### Task description
Leaving out the pictures, please retype each record exactly.

### Supplied material
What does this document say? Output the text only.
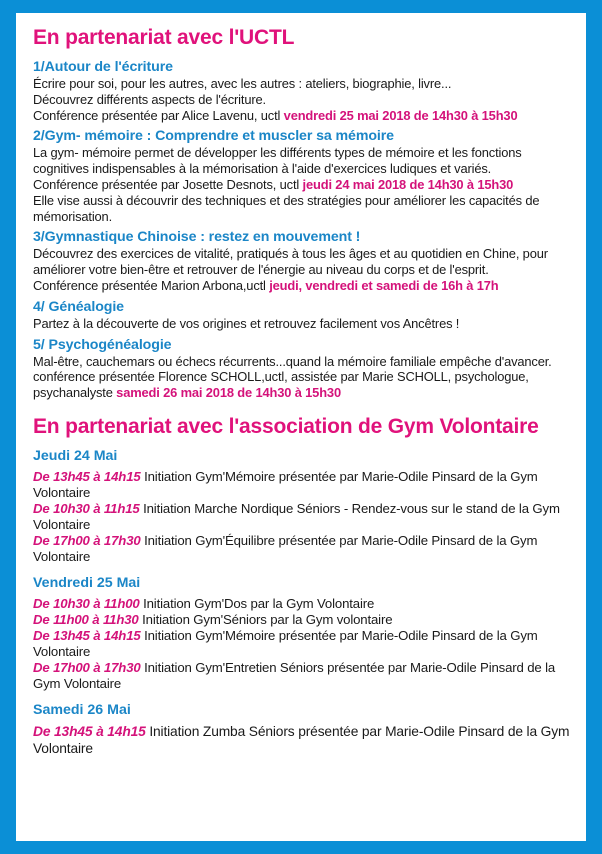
En partenariat avec l'UCTL
1/Autour de l'écriture
Écrire pour soi, pour les autres, avec les autres : ateliers, biographie, livre...
Découvrez différents aspects de l'écriture.
Conférence présentée par Alice Lavenu, uctl vendredi 25 mai 2018 de 14h30 à 15h30
2/Gym- mémoire : Comprendre et muscler sa mémoire
La gym- mémoire permet de développer les différents types de mémoire et les fonctions cognitives indispensables à la mémorisation à l'aide d'exercices ludiques et variés.
Conférence présentée par Josette Desnots, uctl jeudi 24 mai 2018 de 14h30 à 15h30
Elle vise aussi à découvrir des techniques et des stratégies pour améliorer les capacités de mémorisation.
3/Gymnastique Chinoise : restez en mouvement !
Découvrez des exercices de vitalité, pratiqués à tous les âges et au quotidien en Chine, pour améliorer votre bien-être et retrouver de l'énergie au niveau du corps et de l'esprit.
Conférence présentée Marion Arbona,uctl jeudi, vendredi et samedi de 16h à 17h
4/ Généalogie
Partez à la découverte de vos origines et retrouvez facilement vos Ancêtres !
5/ Psychogénéalogie
Mal-être, cauchemars ou échecs récurrents...quand la mémoire familiale empêche d'avancer.
conférence présentée Florence SCHOLL,uctl, assistée par Marie SCHOLL, psychologue, psychanalyste samedi 26 mai 2018 de 14h30 à 15h30
En partenariat avec l'association de Gym Volontaire
Jeudi 24 Mai
De 13h45 à 14h15 Initiation Gym'Mémoire présentée par Marie-Odile Pinsard de la Gym Volontaire
De 10h30 à 11h15 Initiation Marche Nordique Séniors - Rendez-vous sur le stand de la Gym Volontaire
De 17h00 à 17h30 Initiation Gym'Équilibre présentée par Marie-Odile Pinsard de la Gym Volontaire
Vendredi 25 Mai
De 10h30 à 11h00 Initiation Gym'Dos par la Gym Volontaire
De 11h00 à 11h30 Initiation Gym'Séniors par la Gym volontaire
De 13h45 à 14h15 Initiation Gym'Mémoire présentée par Marie-Odile Pinsard de la Gym Volontaire
De 17h00 à 17h30 Initiation Gym'Entretien Séniors présentée par Marie-Odile Pinsard de la Gym Volontaire
Samedi 26 Mai
De 13h45 à 14h15 Initiation Zumba Séniors présentée par Marie-Odile Pinsard de la Gym Volontaire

### Output for this task
What does this document say? Output the text only.
En partenariat avec l'UCTL
1/Autour de l'écriture
Écrire pour soi, pour les autres, avec les autres : ateliers, biographie, livre...
Découvrez différents aspects de l'écriture.
Conférence présentée par Alice Lavenu, uctl vendredi 25 mai 2018 de 14h30 à 15h30
2/Gym- mémoire : Comprendre et muscler sa mémoire
La gym- mémoire permet de développer les différents types de mémoire et les fonctions cognitives indispensables à la mémorisation à l'aide d'exercices ludiques et variés.
Conférence présentée par Josette Desnots, uctl jeudi 24 mai 2018 de 14h30 à 15h30
Elle vise aussi à découvrir des techniques et des stratégies pour améliorer les capacités de mémorisation.
3/Gymnastique Chinoise : restez en mouvement !
Découvrez des exercices de vitalité, pratiqués à tous les âges et au quotidien en Chine, pour améliorer votre bien-être et retrouver de l'énergie au niveau du corps et de l'esprit.
Conférence présentée Marion Arbona,uctl jeudi, vendredi et samedi de 16h à 17h
4/ Généalogie
Partez à la découverte de vos origines et retrouvez facilement vos Ancêtres !
5/ Psychogénéalogie
Mal-être, cauchemars ou échecs récurrents...quand la mémoire familiale empêche d'avancer.
conférence présentée Florence SCHOLL,uctl, assistée par Marie SCHOLL, psychologue, psychanalyste samedi 26 mai 2018 de 14h30 à 15h30
En partenariat avec l'association de Gym Volontaire
Jeudi 24 Mai
De 13h45 à 14h15 Initiation Gym'Mémoire présentée par Marie-Odile Pinsard de la Gym Volontaire
De 10h30 à 11h15 Initiation Marche Nordique Séniors - Rendez-vous sur le stand de la Gym Volontaire
De 17h00 à 17h30 Initiation Gym'Équilibre présentée par Marie-Odile Pinsard de la Gym Volontaire
Vendredi 25 Mai
De 10h30 à 11h00 Initiation Gym'Dos par la Gym Volontaire
De 11h00 à 11h30 Initiation Gym'Séniors par la Gym volontaire
De 13h45 à 14h15 Initiation Gym'Mémoire présentée par Marie-Odile Pinsard de la Gym Volontaire
De 17h00 à 17h30 Initiation Gym'Entretien Séniors présentée par Marie-Odile Pinsard de la Gym Volontaire
Samedi 26 Mai
De 13h45 à 14h15 Initiation Zumba Séniors présentée par Marie-Odile Pinsard de la Gym Volontaire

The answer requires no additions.